─── Data listing
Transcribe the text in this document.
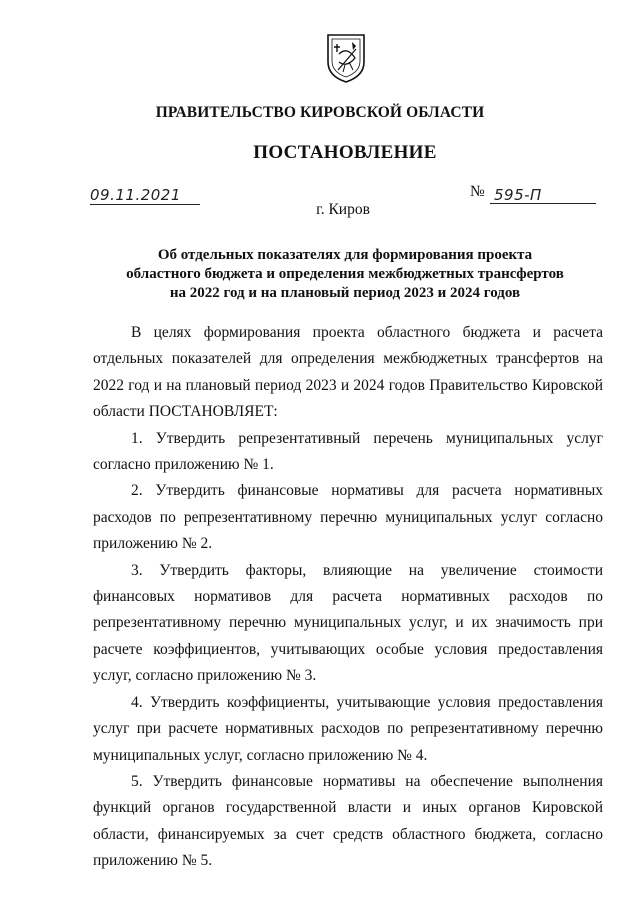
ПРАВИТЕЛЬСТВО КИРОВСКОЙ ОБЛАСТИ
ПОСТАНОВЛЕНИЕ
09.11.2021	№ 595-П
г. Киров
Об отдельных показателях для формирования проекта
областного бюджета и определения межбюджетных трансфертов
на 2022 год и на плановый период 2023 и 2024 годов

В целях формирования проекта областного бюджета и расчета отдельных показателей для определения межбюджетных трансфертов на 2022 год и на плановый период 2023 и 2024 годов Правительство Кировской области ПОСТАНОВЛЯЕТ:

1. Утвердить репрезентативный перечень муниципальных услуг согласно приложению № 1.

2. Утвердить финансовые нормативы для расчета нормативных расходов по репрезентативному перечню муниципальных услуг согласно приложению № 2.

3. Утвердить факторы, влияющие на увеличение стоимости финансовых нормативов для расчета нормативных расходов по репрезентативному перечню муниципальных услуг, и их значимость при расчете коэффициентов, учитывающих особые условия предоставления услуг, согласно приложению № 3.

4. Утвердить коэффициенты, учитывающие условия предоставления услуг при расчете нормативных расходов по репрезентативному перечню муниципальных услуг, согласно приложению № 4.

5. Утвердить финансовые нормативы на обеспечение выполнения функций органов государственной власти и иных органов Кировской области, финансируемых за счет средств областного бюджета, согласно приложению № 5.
──────
To do: Reproduce the material above in full, exactly, with no images.

Answer to the task:
Transcribe the text in this document.
ПРАВИТЕЛЬСТВО КИРОВСКОЙ ОБЛАСТИ
ПОСТАНОВЛЕНИЕ
09.11.2021	№ 595-П
г. Киров
Об отдельных показателях для формирования проекта
областного бюджета и определения межбюджетных трансфертов
на 2022 год и на плановый период 2023 и 2024 годов

В целях формирования проекта областного бюджета и расчета отдельных показателей для определения межбюджетных трансфертов на 2022 год и на плановый период 2023 и 2024 годов Правительство Кировской области ПОСТАНОВЛЯЕТ:

1. Утвердить репрезентативный перечень муниципальных услуг согласно приложению № 1.

2. Утвердить финансовые нормативы для расчета нормативных расходов по репрезентативному перечню муниципальных услуг согласно приложению № 2.

3. Утвердить факторы, влияющие на увеличение стоимости финансовых нормативов для расчета нормативных расходов по репрезентативному перечню муниципальных услуг, и их значимость при расчете коэффициентов, учитывающих особые условия предоставления услуг, согласно приложению № 3.

4. Утвердить коэффициенты, учитывающие условия предоставления услуг при расчете нормативных расходов по репрезентативному перечню муниципальных услуг, согласно приложению № 4.

5. Утвердить финансовые нормативы на обеспечение выполнения функций органов государственной власти и иных органов Кировской области, финансируемых за счет средств областного бюджета, согласно приложению № 5.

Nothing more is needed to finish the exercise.